#### AVAILABLE DATA ####

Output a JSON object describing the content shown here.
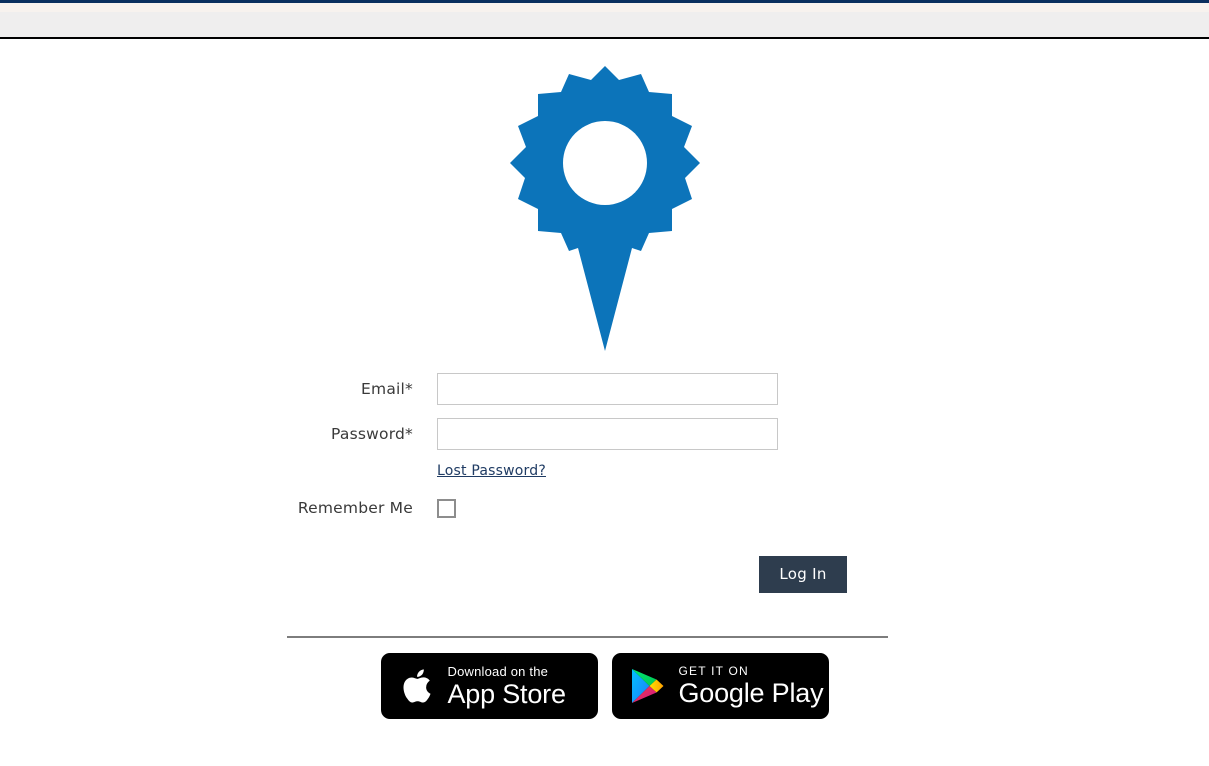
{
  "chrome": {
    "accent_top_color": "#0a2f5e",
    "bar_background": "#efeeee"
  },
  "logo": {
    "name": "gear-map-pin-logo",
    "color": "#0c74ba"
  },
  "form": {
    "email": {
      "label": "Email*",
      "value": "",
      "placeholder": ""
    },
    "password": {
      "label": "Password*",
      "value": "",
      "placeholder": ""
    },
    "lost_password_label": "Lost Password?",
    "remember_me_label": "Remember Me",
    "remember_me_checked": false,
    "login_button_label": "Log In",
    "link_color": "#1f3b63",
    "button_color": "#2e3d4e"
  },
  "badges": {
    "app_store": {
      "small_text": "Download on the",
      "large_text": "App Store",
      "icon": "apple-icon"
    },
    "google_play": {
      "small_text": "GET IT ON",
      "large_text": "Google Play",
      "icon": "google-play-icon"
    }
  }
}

####
#### AVAILABLE DATA ####

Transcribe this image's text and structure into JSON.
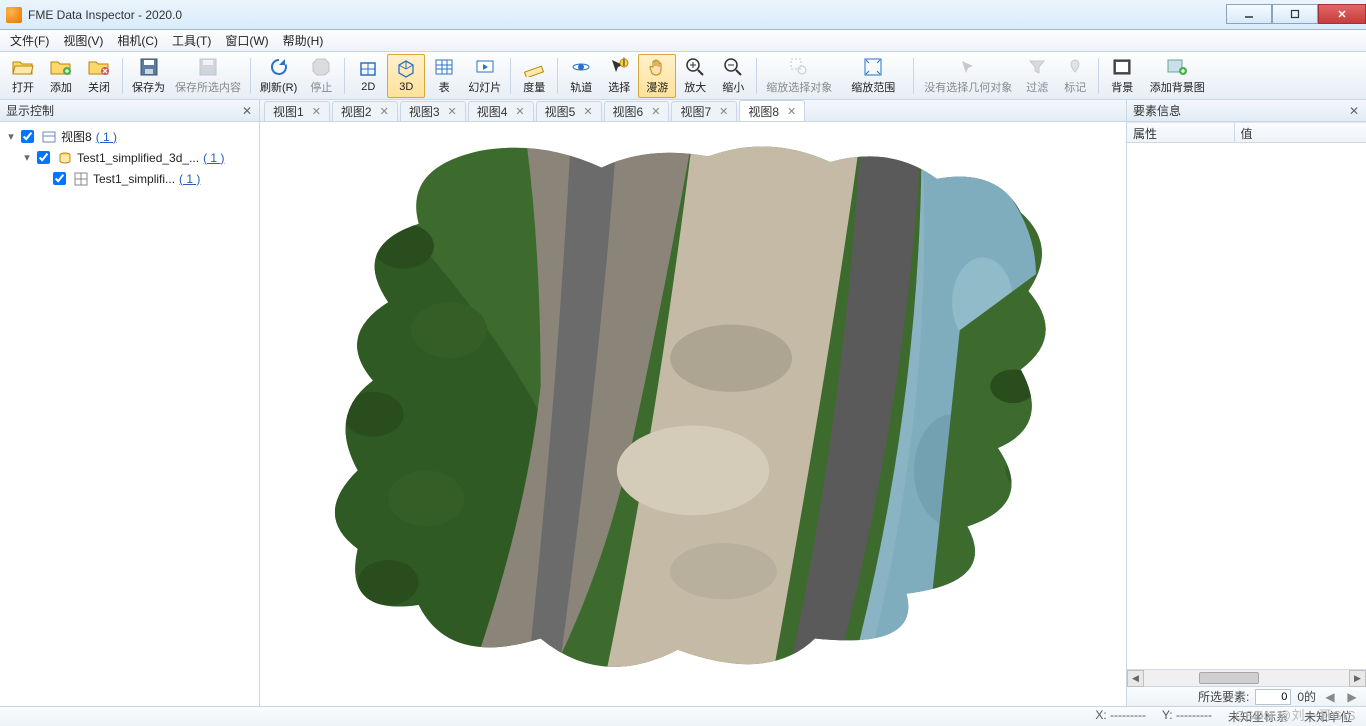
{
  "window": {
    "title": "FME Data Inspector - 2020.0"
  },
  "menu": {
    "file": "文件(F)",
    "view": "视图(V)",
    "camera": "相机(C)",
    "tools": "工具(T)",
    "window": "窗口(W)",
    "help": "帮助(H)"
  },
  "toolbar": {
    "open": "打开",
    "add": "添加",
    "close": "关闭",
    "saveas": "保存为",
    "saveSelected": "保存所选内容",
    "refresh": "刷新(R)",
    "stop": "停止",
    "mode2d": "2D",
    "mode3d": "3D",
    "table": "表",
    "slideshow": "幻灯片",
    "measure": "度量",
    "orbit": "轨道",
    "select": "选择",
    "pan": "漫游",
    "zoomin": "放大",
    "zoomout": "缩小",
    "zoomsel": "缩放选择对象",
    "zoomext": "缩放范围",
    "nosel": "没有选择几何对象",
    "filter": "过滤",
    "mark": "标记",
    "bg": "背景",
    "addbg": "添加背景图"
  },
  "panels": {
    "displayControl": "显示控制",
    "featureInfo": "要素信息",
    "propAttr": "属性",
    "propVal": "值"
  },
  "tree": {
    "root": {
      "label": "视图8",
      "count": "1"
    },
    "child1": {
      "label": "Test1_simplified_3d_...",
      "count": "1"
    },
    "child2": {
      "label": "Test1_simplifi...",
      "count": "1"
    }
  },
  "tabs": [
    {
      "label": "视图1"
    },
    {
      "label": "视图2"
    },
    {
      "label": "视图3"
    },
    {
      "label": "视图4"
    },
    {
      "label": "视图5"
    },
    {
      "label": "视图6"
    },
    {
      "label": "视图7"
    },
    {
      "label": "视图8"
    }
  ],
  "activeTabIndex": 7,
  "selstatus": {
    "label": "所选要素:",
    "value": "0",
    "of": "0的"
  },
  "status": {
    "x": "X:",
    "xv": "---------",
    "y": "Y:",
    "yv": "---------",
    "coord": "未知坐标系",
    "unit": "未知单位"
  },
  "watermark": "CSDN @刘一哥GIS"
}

####

### EXERCISE
Look for the word "JSON" and return every line where it occurs.

### FULL OUTPUT
Output a JSON object describing the content shown here.
Transcribe this image's text and structure into JSON.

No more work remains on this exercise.